Task:
Below are some records; reproduce every one of them exactly.

Data provided:
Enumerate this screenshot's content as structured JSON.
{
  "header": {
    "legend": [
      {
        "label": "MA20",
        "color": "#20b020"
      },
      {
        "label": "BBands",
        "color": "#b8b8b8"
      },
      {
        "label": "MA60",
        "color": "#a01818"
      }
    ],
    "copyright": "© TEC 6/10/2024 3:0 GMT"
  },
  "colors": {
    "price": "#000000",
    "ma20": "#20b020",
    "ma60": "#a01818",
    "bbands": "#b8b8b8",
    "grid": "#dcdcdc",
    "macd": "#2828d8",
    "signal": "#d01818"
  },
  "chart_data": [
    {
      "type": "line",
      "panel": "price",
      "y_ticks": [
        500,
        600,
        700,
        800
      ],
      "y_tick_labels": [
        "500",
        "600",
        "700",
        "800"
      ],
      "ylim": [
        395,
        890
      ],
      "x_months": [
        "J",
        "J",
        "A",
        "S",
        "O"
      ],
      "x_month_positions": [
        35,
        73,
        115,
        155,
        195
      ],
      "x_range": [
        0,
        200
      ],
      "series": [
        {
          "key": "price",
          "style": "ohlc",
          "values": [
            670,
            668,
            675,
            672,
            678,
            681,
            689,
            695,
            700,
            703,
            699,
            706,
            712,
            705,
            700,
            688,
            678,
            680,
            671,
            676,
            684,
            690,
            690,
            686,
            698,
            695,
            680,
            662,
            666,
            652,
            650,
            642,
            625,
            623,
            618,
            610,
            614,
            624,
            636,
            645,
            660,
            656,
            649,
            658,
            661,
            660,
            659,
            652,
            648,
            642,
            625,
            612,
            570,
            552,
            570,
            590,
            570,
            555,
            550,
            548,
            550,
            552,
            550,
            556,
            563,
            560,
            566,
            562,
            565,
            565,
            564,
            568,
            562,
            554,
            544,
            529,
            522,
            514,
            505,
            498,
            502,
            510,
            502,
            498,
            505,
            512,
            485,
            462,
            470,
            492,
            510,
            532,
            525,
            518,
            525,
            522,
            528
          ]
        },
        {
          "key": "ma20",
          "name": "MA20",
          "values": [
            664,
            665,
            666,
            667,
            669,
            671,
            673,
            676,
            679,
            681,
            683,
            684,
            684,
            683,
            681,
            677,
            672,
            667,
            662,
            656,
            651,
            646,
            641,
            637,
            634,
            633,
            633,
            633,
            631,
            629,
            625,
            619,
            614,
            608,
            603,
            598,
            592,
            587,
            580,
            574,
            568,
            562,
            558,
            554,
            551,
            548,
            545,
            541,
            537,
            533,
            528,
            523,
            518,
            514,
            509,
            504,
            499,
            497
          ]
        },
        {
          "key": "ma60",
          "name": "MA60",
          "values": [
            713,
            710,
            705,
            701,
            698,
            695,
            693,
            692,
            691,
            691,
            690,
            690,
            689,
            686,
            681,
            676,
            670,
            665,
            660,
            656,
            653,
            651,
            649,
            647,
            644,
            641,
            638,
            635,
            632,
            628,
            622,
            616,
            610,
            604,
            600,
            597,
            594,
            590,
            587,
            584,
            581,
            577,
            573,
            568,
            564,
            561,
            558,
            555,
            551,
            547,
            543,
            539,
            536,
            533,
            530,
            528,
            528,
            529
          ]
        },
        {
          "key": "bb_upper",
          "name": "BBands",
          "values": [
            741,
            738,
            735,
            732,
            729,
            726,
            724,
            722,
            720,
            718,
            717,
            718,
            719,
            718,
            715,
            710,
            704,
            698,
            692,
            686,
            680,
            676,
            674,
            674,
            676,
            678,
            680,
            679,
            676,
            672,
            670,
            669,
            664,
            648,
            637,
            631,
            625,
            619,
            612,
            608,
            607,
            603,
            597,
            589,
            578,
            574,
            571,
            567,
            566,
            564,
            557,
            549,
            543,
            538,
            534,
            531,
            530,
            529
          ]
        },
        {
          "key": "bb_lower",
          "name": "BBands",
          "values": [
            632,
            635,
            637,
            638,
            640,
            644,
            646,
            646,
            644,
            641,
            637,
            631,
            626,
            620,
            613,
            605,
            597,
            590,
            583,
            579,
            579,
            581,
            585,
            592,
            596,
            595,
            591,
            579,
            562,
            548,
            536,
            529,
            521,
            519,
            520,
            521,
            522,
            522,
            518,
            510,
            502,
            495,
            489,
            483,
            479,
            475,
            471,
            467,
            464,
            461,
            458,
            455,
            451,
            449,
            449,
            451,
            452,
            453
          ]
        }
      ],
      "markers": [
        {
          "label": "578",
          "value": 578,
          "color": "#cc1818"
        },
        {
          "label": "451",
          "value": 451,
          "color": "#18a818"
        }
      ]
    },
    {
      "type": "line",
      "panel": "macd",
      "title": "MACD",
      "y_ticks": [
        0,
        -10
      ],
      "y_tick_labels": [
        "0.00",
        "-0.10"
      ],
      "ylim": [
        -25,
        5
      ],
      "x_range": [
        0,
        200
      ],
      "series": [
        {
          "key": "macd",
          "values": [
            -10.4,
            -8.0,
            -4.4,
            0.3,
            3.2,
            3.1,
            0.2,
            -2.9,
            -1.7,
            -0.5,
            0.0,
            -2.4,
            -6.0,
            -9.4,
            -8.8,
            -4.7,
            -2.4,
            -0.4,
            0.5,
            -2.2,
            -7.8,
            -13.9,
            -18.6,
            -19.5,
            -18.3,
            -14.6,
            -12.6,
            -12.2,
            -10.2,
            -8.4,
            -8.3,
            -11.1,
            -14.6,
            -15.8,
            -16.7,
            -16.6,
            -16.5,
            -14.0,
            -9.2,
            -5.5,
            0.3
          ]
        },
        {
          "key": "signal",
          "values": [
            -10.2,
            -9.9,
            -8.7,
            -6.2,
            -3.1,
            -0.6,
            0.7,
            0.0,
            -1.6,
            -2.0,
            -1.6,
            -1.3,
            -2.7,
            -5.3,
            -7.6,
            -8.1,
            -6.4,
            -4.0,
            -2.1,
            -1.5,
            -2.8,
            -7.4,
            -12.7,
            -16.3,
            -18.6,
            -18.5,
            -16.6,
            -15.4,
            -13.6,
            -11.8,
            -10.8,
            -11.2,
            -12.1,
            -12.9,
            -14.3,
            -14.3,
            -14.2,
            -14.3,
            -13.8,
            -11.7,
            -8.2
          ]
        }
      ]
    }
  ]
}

Solution to this exercise:
Enumerate this screenshot's content as structured JSON.
{
  "header": {
    "legend": [
      {
        "label": "MA20",
        "color": "#20b020"
      },
      {
        "label": "BBands",
        "color": "#b8b8b8"
      },
      {
        "label": "MA60",
        "color": "#a01818"
      }
    ],
    "copyright": "© TEC 6/10/2024 3:0 GMT"
  },
  "colors": {
    "price": "#000000",
    "ma20": "#20b020",
    "ma60": "#a01818",
    "bbands": "#b8b8b8",
    "grid": "#dcdcdc",
    "macd": "#2828d8",
    "signal": "#d01818"
  },
  "chart_data": [
    {
      "type": "line",
      "panel": "price",
      "y_ticks": [
        500,
        600,
        700,
        800
      ],
      "y_tick_labels": [
        "500",
        "600",
        "700",
        "800"
      ],
      "ylim": [
        395,
        890
      ],
      "x_months": [
        "J",
        "J",
        "A",
        "S",
        "O"
      ],
      "x_month_positions": [
        35,
        73,
        115,
        155,
        195
      ],
      "x_range": [
        0,
        200
      ],
      "series": [
        {
          "key": "price",
          "style": "ohlc",
          "values": [
            670,
            668,
            675,
            672,
            678,
            681,
            689,
            695,
            700,
            703,
            699,
            706,
            712,
            705,
            700,
            688,
            678,
            680,
            671,
            676,
            684,
            690,
            690,
            686,
            698,
            695,
            680,
            662,
            666,
            652,
            650,
            642,
            625,
            623,
            618,
            610,
            614,
            624,
            636,
            645,
            660,
            656,
            649,
            658,
            661,
            660,
            659,
            652,
            648,
            642,
            625,
            612,
            570,
            552,
            570,
            590,
            570,
            555,
            550,
            548,
            550,
            552,
            550,
            556,
            563,
            560,
            566,
            562,
            565,
            565,
            564,
            568,
            562,
            554,
            544,
            529,
            522,
            514,
            505,
            498,
            502,
            510,
            502,
            498,
            505,
            512,
            485,
            462,
            470,
            492,
            510,
            532,
            525,
            518,
            525,
            522,
            528
          ]
        },
        {
          "key": "ma20",
          "name": "MA20",
          "values": [
            664,
            665,
            666,
            667,
            669,
            671,
            673,
            676,
            679,
            681,
            683,
            684,
            684,
            683,
            681,
            677,
            672,
            667,
            662,
            656,
            651,
            646,
            641,
            637,
            634,
            633,
            633,
            633,
            631,
            629,
            625,
            619,
            614,
            608,
            603,
            598,
            592,
            587,
            580,
            574,
            568,
            562,
            558,
            554,
            551,
            548,
            545,
            541,
            537,
            533,
            528,
            523,
            518,
            514,
            509,
            504,
            499,
            497
          ]
        },
        {
          "key": "ma60",
          "name": "MA60",
          "values": [
            713,
            710,
            705,
            701,
            698,
            695,
            693,
            692,
            691,
            691,
            690,
            690,
            689,
            686,
            681,
            676,
            670,
            665,
            660,
            656,
            653,
            651,
            649,
            647,
            644,
            641,
            638,
            635,
            632,
            628,
            622,
            616,
            610,
            604,
            600,
            597,
            594,
            590,
            587,
            584,
            581,
            577,
            573,
            568,
            564,
            561,
            558,
            555,
            551,
            547,
            543,
            539,
            536,
            533,
            530,
            528,
            528,
            529
          ]
        },
        {
          "key": "bb_upper",
          "name": "BBands",
          "values": [
            741,
            738,
            735,
            732,
            729,
            726,
            724,
            722,
            720,
            718,
            717,
            718,
            719,
            718,
            715,
            710,
            704,
            698,
            692,
            686,
            680,
            676,
            674,
            674,
            676,
            678,
            680,
            679,
            676,
            672,
            670,
            669,
            664,
            648,
            637,
            631,
            625,
            619,
            612,
            608,
            607,
            603,
            597,
            589,
            578,
            574,
            571,
            567,
            566,
            564,
            557,
            549,
            543,
            538,
            534,
            531,
            530,
            529
          ]
        },
        {
          "key": "bb_lower",
          "name": "BBands",
          "values": [
            632,
            635,
            637,
            638,
            640,
            644,
            646,
            646,
            644,
            641,
            637,
            631,
            626,
            620,
            613,
            605,
            597,
            590,
            583,
            579,
            579,
            581,
            585,
            592,
            596,
            595,
            591,
            579,
            562,
            548,
            536,
            529,
            521,
            519,
            520,
            521,
            522,
            522,
            518,
            510,
            502,
            495,
            489,
            483,
            479,
            475,
            471,
            467,
            464,
            461,
            458,
            455,
            451,
            449,
            449,
            451,
            452,
            453
          ]
        }
      ],
      "markers": [
        {
          "label": "578",
          "value": 578,
          "color": "#cc1818"
        },
        {
          "label": "451",
          "value": 451,
          "color": "#18a818"
        }
      ]
    },
    {
      "type": "line",
      "panel": "macd",
      "title": "MACD",
      "y_ticks": [
        0,
        -10
      ],
      "y_tick_labels": [
        "0.00",
        "-0.10"
      ],
      "ylim": [
        -25,
        5
      ],
      "x_range": [
        0,
        200
      ],
      "series": [
        {
          "key": "macd",
          "values": [
            -10.4,
            -8.0,
            -4.4,
            0.3,
            3.2,
            3.1,
            0.2,
            -2.9,
            -1.7,
            -0.5,
            0.0,
            -2.4,
            -6.0,
            -9.4,
            -8.8,
            -4.7,
            -2.4,
            -0.4,
            0.5,
            -2.2,
            -7.8,
            -13.9,
            -18.6,
            -19.5,
            -18.3,
            -14.6,
            -12.6,
            -12.2,
            -10.2,
            -8.4,
            -8.3,
            -11.1,
            -14.6,
            -15.8,
            -16.7,
            -16.6,
            -16.5,
            -14.0,
            -9.2,
            -5.5,
            0.3
          ]
        },
        {
          "key": "signal",
          "values": [
            -10.2,
            -9.9,
            -8.7,
            -6.2,
            -3.1,
            -0.6,
            0.7,
            0.0,
            -1.6,
            -2.0,
            -1.6,
            -1.3,
            -2.7,
            -5.3,
            -7.6,
            -8.1,
            -6.4,
            -4.0,
            -2.1,
            -1.5,
            -2.8,
            -7.4,
            -12.7,
            -16.3,
            -18.6,
            -18.5,
            -16.6,
            -15.4,
            -13.6,
            -11.8,
            -10.8,
            -11.2,
            -12.1,
            -12.9,
            -14.3,
            -14.3,
            -14.2,
            -14.3,
            -13.8,
            -11.7,
            -8.2
          ]
        }
      ]
    }
  ]
}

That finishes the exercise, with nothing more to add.